» DESCRIPTION OF THE TASK
Retype the records below exactly as they appear.

» INPUT RECORDS
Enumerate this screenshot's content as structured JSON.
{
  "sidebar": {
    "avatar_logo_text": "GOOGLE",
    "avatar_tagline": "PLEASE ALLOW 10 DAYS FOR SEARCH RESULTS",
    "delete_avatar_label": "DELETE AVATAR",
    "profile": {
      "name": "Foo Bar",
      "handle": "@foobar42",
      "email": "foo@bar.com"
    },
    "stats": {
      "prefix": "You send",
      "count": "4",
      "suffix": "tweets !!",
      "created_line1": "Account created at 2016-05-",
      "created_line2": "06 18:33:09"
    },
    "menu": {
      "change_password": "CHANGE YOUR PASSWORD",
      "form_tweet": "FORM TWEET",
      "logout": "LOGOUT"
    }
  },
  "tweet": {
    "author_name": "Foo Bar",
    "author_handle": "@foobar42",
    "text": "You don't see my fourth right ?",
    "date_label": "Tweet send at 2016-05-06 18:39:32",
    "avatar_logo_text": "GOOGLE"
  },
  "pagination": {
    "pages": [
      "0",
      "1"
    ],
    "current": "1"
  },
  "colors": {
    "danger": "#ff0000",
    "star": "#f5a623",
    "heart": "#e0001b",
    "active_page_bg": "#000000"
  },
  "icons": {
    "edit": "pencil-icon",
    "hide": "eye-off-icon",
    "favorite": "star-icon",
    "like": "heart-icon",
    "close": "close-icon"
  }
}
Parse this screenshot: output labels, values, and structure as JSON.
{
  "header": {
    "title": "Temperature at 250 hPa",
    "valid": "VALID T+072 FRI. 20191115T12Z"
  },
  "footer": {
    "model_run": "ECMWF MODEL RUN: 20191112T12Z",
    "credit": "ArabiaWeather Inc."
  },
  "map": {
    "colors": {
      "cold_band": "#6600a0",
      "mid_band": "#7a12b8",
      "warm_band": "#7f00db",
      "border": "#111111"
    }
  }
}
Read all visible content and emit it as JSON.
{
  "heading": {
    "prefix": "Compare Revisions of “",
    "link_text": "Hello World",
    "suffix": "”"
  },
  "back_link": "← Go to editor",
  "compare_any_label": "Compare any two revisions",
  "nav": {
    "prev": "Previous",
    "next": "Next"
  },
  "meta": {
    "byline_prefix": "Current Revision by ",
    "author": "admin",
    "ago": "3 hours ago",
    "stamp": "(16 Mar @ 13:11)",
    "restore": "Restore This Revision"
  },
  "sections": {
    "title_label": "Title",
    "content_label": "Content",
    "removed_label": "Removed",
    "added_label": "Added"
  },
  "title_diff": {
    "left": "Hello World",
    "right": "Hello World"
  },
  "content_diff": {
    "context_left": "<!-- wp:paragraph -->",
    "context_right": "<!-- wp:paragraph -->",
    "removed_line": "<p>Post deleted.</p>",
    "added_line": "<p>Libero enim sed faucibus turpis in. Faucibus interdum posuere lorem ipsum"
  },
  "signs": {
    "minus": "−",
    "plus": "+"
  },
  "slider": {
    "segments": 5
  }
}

» REPLY
Enumerate this screenshot's content as structured JSON.
{
  "sidebar": {
    "avatar_logo_text": "GOOGLE",
    "avatar_tagline": "PLEASE ALLOW 10 DAYS FOR SEARCH RESULTS",
    "delete_avatar_label": "DELETE AVATAR",
    "profile": {
      "name": "Foo Bar",
      "handle": "@foobar42",
      "email": "foo@bar.com"
    },
    "stats": {
      "prefix": "You send",
      "count": "4",
      "suffix": "tweets !!",
      "created_line1": "Account created at 2016-05-",
      "created_line2": "06 18:33:09"
    },
    "menu": {
      "change_password": "CHANGE YOUR PASSWORD",
      "form_tweet": "FORM TWEET",
      "logout": "LOGOUT"
    }
  },
  "tweet": {
    "author_name": "Foo Bar",
    "author_handle": "@foobar42",
    "text": "You don't see my fourth right ?",
    "date_label": "Tweet send at 2016-05-06 18:39:32",
    "avatar_logo_text": "GOOGLE"
  },
  "pagination": {
    "pages": [
      "0",
      "1"
    ],
    "current": "1"
  },
  "colors": {
    "danger": "#ff0000",
    "star": "#f5a623",
    "heart": "#e0001b",
    "active_page_bg": "#000000"
  },
  "icons": {
    "edit": "pencil-icon",
    "hide": "eye-off-icon",
    "favorite": "star-icon",
    "like": "heart-icon",
    "close": "close-icon"
  }
}
Parse this screenshot: output labels, values, and structure as JSON.
{
  "header": {
    "title": "Temperature at 250 hPa",
    "valid": "VALID T+072 FRI. 20191115T12Z"
  },
  "footer": {
    "model_run": "ECMWF MODEL RUN: 20191112T12Z",
    "credit": "ArabiaWeather Inc."
  },
  "map": {
    "colors": {
      "cold_band": "#6600a0",
      "mid_band": "#7a12b8",
      "warm_band": "#7f00db",
      "border": "#111111"
    }
  }
}
Read all visible content and emit it as JSON.
{
  "heading": {
    "prefix": "Compare Revisions of “",
    "link_text": "Hello World",
    "suffix": "”"
  },
  "back_link": "← Go to editor",
  "compare_any_label": "Compare any two revisions",
  "nav": {
    "prev": "Previous",
    "next": "Next"
  },
  "meta": {
    "byline_prefix": "Current Revision by ",
    "author": "admin",
    "ago": "3 hours ago",
    "stamp": "(16 Mar @ 13:11)",
    "restore": "Restore This Revision"
  },
  "sections": {
    "title_label": "Title",
    "content_label": "Content",
    "removed_label": "Removed",
    "added_label": "Added"
  },
  "title_diff": {
    "left": "Hello World",
    "right": "Hello World"
  },
  "content_diff": {
    "context_left": "<!-- wp:paragraph -->",
    "context_right": "<!-- wp:paragraph -->",
    "removed_line": "<p>Post deleted.</p>",
    "added_line": "<p>Libero enim sed faucibus turpis in. Faucibus interdum posuere lorem ipsum"
  },
  "signs": {
    "minus": "−",
    "plus": "+"
  },
  "slider": {
    "segments": 5
  }
}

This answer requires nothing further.